-- Task details --
Pick up the passage on Lord Byron's campaign against his wife at its final sentence and continue it from there.

-- Reading passage --
· · · · ·

Lord Byron died a worn-out man at thirty-six.  But the bitter seeds he
had sown came up, after his death, in a harvest of thorns over his grave;
and there were not wanting hands to use them as instruments of torture on
the heart of his widow.



CHAPTER III.  RESUME OF THE CONSPIRACY.


We have traced the conspiracy of Lord Byron against his wife up to its
latest device.  That the reader's mind may be clear on the points of the
process, we shall now briefly recapitulate the documents in the order of
time.

I.  March 17, 1816.--While negotiations for separation were
pending,--'_Fare thee well, and if for ever_.'

While writing these pages, we have received from England the testimony of
one who has seen the original draught of that 'Fare thee well.'  This
original copy had evidently been subjected to the most careful and acute
revision.  Scarcely two lines that were not interlined, scarcely an
adjective that was not exchanged for a better; showing that the noble
lord was not so far overcome by grief as to have forgotten his
reputation.  (Found its way to the public prints through the imprudence
of _a friend_.)

II.  March 29, 1816.--An attack on Lady Byron's old governess for having
been born poor, for being homely, and for having unduly influenced his
wife against him; promising that her grave should be a fiery bed, etc.;
also praising his wife's perfect and remarkable truthfulness and
discernment, that made it impossible for flattery to fool, or baseness
blind her; but ascribing all his woes to her being fooled and blinded by
this same governess.  (Found its way to the prints by the imprudence of
_a friend_.)

III.  September 1816.--Lines on hearing that Lady Byron is ill.  Calls
her a Clytemnestra, who has secretly set assassins on her lord; says she
is a mean, treacherous, deceitful liar, and has entirely departed from
her early truth, and become the most unscrupulous and unprincipled of
women.  (Never printed till after Lord Byron's death, but circulated
_privately_ among the '_initiated_.')

IV.  Aug. 9, 1817.--Gives to M. G. Lewis a paper for circulation among
friends in England, stating that what he most wants is _public
investigation_, which has always been denied him; and daring Lady Byron
and her counsel to come out publicly.  (Found in M. G. Lewis's portfolio
after his death; never heard of before, except among the 'initiated.')

Having given M. G. Lewis's document time to work,--

January 1818.--Gives the Fourth Canto of 'Childe Harold' {51} to the
public.

· · · · ·

-- Information given --
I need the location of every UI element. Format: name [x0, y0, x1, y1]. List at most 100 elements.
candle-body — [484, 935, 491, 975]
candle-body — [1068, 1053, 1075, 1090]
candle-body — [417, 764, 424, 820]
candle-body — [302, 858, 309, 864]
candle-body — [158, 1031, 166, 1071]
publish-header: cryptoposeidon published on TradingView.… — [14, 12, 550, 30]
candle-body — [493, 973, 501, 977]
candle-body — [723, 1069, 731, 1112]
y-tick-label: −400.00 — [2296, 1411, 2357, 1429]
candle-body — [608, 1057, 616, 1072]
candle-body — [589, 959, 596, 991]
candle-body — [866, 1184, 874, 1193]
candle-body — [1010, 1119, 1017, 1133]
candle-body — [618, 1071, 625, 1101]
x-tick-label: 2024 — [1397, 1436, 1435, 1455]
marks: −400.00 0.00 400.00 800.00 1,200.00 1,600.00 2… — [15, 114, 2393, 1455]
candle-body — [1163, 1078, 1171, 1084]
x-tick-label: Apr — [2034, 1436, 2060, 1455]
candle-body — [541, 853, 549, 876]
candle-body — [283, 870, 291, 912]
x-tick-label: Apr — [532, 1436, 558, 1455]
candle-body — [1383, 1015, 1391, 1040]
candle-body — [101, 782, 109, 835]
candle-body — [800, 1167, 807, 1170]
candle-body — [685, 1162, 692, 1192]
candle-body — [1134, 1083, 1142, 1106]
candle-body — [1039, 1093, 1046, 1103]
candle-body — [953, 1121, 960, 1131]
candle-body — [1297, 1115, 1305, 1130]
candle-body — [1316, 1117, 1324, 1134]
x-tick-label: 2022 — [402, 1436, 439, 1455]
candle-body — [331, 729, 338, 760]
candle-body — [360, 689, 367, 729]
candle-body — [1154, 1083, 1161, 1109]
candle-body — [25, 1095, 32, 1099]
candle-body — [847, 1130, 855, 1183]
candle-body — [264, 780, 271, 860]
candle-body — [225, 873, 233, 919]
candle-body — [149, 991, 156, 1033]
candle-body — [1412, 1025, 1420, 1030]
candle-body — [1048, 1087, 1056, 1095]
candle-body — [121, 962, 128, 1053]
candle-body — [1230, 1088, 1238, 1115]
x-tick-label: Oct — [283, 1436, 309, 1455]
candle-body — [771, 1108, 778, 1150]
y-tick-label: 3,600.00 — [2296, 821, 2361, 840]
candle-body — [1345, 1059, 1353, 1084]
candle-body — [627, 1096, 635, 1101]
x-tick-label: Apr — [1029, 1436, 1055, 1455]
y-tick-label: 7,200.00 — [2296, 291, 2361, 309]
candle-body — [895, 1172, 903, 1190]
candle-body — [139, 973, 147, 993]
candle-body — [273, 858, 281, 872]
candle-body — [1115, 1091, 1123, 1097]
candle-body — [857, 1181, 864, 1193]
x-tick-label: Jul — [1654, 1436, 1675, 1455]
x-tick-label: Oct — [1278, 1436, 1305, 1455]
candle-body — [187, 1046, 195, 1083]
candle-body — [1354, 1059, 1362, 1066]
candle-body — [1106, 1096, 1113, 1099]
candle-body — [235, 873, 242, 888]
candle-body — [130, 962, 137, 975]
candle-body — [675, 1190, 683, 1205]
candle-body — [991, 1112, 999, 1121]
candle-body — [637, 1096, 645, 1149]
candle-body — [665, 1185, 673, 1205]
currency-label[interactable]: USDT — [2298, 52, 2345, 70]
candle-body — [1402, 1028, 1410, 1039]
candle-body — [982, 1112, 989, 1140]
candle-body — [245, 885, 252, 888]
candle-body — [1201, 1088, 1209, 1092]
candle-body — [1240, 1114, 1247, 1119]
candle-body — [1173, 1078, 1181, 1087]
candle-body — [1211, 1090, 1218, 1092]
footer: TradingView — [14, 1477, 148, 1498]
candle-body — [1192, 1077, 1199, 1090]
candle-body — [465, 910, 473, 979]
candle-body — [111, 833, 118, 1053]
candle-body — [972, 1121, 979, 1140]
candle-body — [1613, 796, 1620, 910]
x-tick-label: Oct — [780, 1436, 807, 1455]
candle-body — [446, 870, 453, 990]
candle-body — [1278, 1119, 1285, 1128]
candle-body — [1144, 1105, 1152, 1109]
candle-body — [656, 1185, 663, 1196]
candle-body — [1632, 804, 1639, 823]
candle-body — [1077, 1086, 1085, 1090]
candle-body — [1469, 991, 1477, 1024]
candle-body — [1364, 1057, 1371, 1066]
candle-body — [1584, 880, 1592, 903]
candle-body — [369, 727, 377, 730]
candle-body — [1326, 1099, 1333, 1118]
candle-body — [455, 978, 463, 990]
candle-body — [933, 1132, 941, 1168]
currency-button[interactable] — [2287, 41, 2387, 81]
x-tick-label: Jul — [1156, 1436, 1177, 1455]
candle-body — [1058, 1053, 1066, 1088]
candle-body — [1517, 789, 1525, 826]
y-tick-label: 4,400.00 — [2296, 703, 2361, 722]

· · · · ·

-- Exercise result --
Jan. 25, 1819.--Sends to Murray to print for private circulation among
the 'initiated' the First Canto of 'Don Juan.'

Is nobly and severely rebuked for this insult to his wife by the
'Blackwood,' August 1819.

October 1819.--Gives Moore the manuscript 'Autobiography,' with leave to
show it to whom he pleases, and print it after his death.

Oct. 29, 1819, Vol. IV. Letter 344.--Writes to Murray, that he may read
all this 'Autobiography,' and show it to anybody he likes.

Dec. 10, 1819.--Writes to Murray on this article in 'Blackwood' against
'Don Juan' and himself, which he supposes written by Wilson; sends a
complimentary message to Wilson, and asks him to read his 'Autobiography'
sent by Moore.  (Letter 350.)

March 15, 1820.--Writes and dedicates to I. Disraeli, Esq., a vindication
of himself in reply to the 'Blackwood' on 'Don Juan,' containing an
indignant defence of his own conduct in relation to his wife, and
maintaining that he never yet has had an opportunity of knowing whereof
he has been accused; accusing Sir S. Romilly of taking his retainer, and
then going over to the adverse party, etc.  (Printed for _private
circulation_; to be found in the standard English edition of Murray, vol.
ix. p.57.)

To this condensed account of Byron's strategy we must add the crowning
stroke of policy which transmitted this warfare to his friends, to be
continued after his death.

During the last visit Moore made him in Italy, and just before Byron
presented to him his 'Autobiography,' the following scene occurred, as
narrated by Moore (vol. iv. p.221):--

   'The chief subject of conversation, when alone, was his marriage, and
   the load of obloquy which it had brought upon him.  He was most
   anxious to know _the worst_ that had been alleged of his conduct; and,
   as this was our first opportunity of speaking together on the subject,
   I did not hesitate to put his candour most searchingly to the proof,
   not only by enumerating the various charges I had heard brought
   against him by others, but by specifying such portions of these
   charges as I had been inclined to think not incredible myself.

   'To all this he listened with patience, and answered with the most
   unhesitating frankness; laughing to scorn the tales of unmanly outrage
   related of him, but at the same time acknowledging that there had been
   in his conduct but too much to blame and regret, and stating one or
   two occasions during his domestic life when he had been irritated into
   letting the "breath of bitter words" escape him,. . .  which he now
   evidently remembered with a degree of remorse and pain which might
   well have entitled them to be forgotten by others.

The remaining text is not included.